**RECORDS PROVIDED**:
==============================
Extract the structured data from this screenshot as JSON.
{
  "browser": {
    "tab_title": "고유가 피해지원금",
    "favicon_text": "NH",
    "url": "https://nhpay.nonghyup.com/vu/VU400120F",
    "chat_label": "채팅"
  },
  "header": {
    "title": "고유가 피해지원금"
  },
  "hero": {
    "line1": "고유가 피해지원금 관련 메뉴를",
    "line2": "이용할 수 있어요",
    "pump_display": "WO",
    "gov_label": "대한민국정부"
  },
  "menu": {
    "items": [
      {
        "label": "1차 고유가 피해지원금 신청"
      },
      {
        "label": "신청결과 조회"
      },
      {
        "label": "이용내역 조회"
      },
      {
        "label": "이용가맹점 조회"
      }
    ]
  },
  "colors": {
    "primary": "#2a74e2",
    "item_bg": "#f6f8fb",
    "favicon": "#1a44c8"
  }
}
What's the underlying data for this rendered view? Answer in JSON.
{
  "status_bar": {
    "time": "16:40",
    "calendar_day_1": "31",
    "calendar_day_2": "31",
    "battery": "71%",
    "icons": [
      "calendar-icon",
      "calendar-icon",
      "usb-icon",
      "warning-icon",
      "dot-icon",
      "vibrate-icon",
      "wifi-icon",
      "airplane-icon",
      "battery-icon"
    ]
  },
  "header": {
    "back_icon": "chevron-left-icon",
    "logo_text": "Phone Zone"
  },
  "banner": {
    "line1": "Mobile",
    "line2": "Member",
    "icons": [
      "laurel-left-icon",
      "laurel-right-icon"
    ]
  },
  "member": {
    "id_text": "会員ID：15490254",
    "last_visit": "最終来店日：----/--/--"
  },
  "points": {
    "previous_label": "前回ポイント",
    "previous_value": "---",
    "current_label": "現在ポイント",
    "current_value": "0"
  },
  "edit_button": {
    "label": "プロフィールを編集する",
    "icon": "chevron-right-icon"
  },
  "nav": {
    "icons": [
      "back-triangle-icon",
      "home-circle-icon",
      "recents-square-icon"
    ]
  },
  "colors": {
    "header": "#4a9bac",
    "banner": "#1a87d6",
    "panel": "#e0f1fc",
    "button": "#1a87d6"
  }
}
==============================
**EXERCISE REQUIREMENTS**: Copy all data exactly, start to finish.

**RESULT FOR THIS EXERCISE**:
Extract the structured data from this screenshot as JSON.
{
  "browser": {
    "tab_title": "고유가 피해지원금",
    "favicon_text": "NH",
    "url": "https://nhpay.nonghyup.com/vu/VU400120F",
    "chat_label": "채팅"
  },
  "header": {
    "title": "고유가 피해지원금"
  },
  "hero": {
    "line1": "고유가 피해지원금 관련 메뉴를",
    "line2": "이용할 수 있어요",
    "pump_display": "WO",
    "gov_label": "대한민국정부"
  },
  "menu": {
    "items": [
      {
        "label": "1차 고유가 피해지원금 신청"
      },
      {
        "label": "신청결과 조회"
      },
      {
        "label": "이용내역 조회"
      },
      {
        "label": "이용가맹점 조회"
      }
    ]
  },
  "colors": {
    "primary": "#2a74e2",
    "item_bg": "#f6f8fb",
    "favicon": "#1a44c8"
  }
}
What's the underlying data for this rendered view? Answer in JSON.
{
  "status_bar": {
    "time": "16:40",
    "calendar_day_1": "31",
    "calendar_day_2": "31",
    "battery": "71%",
    "icons": [
      "calendar-icon",
      "calendar-icon",
      "usb-icon",
      "warning-icon",
      "dot-icon",
      "vibrate-icon",
      "wifi-icon",
      "airplane-icon",
      "battery-icon"
    ]
  },
  "header": {
    "back_icon": "chevron-left-icon",
    "logo_text": "Phone Zone"
  },
  "banner": {
    "line1": "Mobile",
    "line2": "Member",
    "icons": [
      "laurel-left-icon",
      "laurel-right-icon"
    ]
  },
  "member": {
    "id_text": "会員ID：15490254",
    "last_visit": "最終来店日：----/--/--"
  },
  "points": {
    "previous_label": "前回ポイント",
    "previous_value": "---",
    "current_label": "現在ポイント",
    "current_value": "0"
  },
  "edit_button": {
    "label": "プロフィールを編集する",
    "icon": "chevron-right-icon"
  },
  "nav": {
    "icons": [
      "back-triangle-icon",
      "home-circle-icon",
      "recents-square-icon"
    ]
  },
  "colors": {
    "header": "#4a9bac",
    "banner": "#1a87d6",
    "panel": "#e0f1fc",
    "button": "#1a87d6"
  }
}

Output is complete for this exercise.